>> start Material for the task

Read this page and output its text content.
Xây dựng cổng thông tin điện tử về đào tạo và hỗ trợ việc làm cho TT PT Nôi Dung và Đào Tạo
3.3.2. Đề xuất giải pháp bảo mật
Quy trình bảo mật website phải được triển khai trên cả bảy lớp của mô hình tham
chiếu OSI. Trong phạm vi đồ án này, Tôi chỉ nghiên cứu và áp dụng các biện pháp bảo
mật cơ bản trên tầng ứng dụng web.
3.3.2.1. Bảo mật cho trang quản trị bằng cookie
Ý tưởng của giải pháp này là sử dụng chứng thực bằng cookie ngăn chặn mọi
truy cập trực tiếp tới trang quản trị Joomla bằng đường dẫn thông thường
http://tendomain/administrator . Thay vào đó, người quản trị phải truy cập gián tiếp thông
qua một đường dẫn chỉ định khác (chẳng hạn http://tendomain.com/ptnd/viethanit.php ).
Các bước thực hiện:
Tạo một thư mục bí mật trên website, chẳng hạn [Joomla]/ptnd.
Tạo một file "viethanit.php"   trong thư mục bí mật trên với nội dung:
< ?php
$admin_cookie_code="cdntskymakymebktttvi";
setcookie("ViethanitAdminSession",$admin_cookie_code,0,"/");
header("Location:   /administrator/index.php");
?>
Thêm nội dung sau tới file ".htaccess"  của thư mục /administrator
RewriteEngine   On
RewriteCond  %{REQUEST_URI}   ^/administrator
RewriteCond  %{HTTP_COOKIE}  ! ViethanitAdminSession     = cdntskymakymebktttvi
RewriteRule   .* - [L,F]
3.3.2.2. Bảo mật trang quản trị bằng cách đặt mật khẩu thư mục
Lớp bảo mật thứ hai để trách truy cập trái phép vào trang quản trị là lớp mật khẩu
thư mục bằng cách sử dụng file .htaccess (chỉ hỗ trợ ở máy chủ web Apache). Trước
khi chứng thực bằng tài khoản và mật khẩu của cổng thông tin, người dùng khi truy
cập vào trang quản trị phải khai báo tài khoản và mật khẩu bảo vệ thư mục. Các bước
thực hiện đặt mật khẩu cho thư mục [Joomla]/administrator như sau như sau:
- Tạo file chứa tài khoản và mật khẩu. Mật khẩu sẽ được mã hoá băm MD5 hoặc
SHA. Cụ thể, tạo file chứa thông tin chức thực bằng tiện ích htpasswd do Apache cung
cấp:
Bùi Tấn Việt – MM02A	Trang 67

>> end Material for the task

■ **Task details**:
Every line of the data above should be copied exactly.

■ **Full answer**:
Read this page and output its text content.
Xây dựng cổng thông tin điện tử về đào tạo và hỗ trợ việc làm cho TT PT Nôi Dung và Đào Tạo
3.3.2. Đề xuất giải pháp bảo mật
Quy trình bảo mật website phải được triển khai trên cả bảy lớp của mô hình tham
chiếu OSI. Trong phạm vi đồ án này, Tôi chỉ nghiên cứu và áp dụng các biện pháp bảo
mật cơ bản trên tầng ứng dụng web.
3.3.2.1. Bảo mật cho trang quản trị bằng cookie
Ý tưởng của giải pháp này là sử dụng chứng thực bằng cookie ngăn chặn mọi
truy cập trực tiếp tới trang quản trị Joomla bằng đường dẫn thông thường
http://tendomain/administrator . Thay vào đó, người quản trị phải truy cập gián tiếp thông
qua một đường dẫn chỉ định khác (chẳng hạn http://tendomain.com/ptnd/viethanit.php ).
Các bước thực hiện:
Tạo một thư mục bí mật trên website, chẳng hạn [Joomla]/ptnd.
Tạo một file "viethanit.php"   trong thư mục bí mật trên với nội dung:
< ?php
$admin_cookie_code="cdntskymakymebktttvi";
setcookie("ViethanitAdminSession",$admin_cookie_code,0,"/");
header("Location:   /administrator/index.php");
?>
Thêm nội dung sau tới file ".htaccess"  của thư mục /administrator
RewriteEngine   On
RewriteCond  %{REQUEST_URI}   ^/administrator
RewriteCond  %{HTTP_COOKIE}  ! ViethanitAdminSession     = cdntskymakymebktttvi
RewriteRule   .* - [L,F]
3.3.2.2. Bảo mật trang quản trị bằng cách đặt mật khẩu thư mục
Lớp bảo mật thứ hai để trách truy cập trái phép vào trang quản trị là lớp mật khẩu
thư mục bằng cách sử dụng file .htaccess (chỉ hỗ trợ ở máy chủ web Apache). Trước
khi chứng thực bằng tài khoản và mật khẩu của cổng thông tin, người dùng khi truy
cập vào trang quản trị phải khai báo tài khoản và mật khẩu bảo vệ thư mục. Các bước
thực hiện đặt mật khẩu cho thư mục [Joomla]/administrator như sau như sau:
- Tạo file chứa tài khoản và mật khẩu. Mật khẩu sẽ được mã hoá băm MD5 hoặc
SHA. Cụ thể, tạo file chứa thông tin chức thực bằng tiện ích htpasswd do Apache cung
cấp:
Bùi Tấn Việt – MM02A	Trang 67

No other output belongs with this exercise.